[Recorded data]
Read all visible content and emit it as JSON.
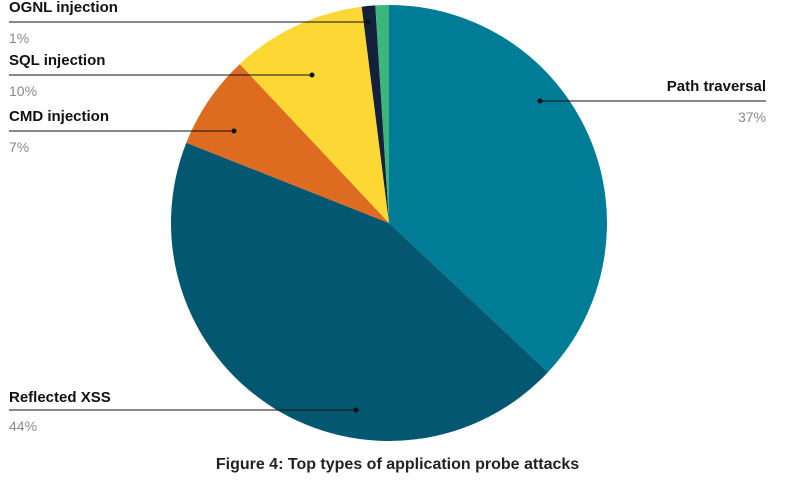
{
  "chart_data": {
    "type": "pie",
    "caption": "Figure 4: Top types of application probe attacks",
    "slices": [
      {
        "name": "Path traversal",
        "value": 37,
        "label": "37%",
        "color": "#007c96"
      },
      {
        "name": "Reflected XSS",
        "value": 44,
        "label": "44%",
        "color": "#045771"
      },
      {
        "name": "CMD injection",
        "value": 7,
        "label": "7%",
        "color": "#dd6b20"
      },
      {
        "name": "SQL injection",
        "value": 10,
        "label": "10%",
        "color": "#fdd835"
      },
      {
        "name": "OGNL injection",
        "value": 1,
        "label": "1%",
        "color": "#15203c"
      },
      {
        "name": "",
        "value": 1,
        "label": "",
        "color": "#3bb77e"
      }
    ]
  }
}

EXERCISE: Leave the pictures out, and print every line of the listing exactly as written.

SOLVED EXERCISE:
Read all visible content and emit it as JSON.
{
  "chart_data": {
    "type": "pie",
    "caption": "Figure 4: Top types of application probe attacks",
    "slices": [
      {
        "name": "Path traversal",
        "value": 37,
        "label": "37%",
        "color": "#007c96"
      },
      {
        "name": "Reflected XSS",
        "value": 44,
        "label": "44%",
        "color": "#045771"
      },
      {
        "name": "CMD injection",
        "value": 7,
        "label": "7%",
        "color": "#dd6b20"
      },
      {
        "name": "SQL injection",
        "value": 10,
        "label": "10%",
        "color": "#fdd835"
      },
      {
        "name": "OGNL injection",
        "value": 1,
        "label": "1%",
        "color": "#15203c"
      },
      {
        "name": "",
        "value": 1,
        "label": "",
        "color": "#3bb77e"
      }
    ]
  }
}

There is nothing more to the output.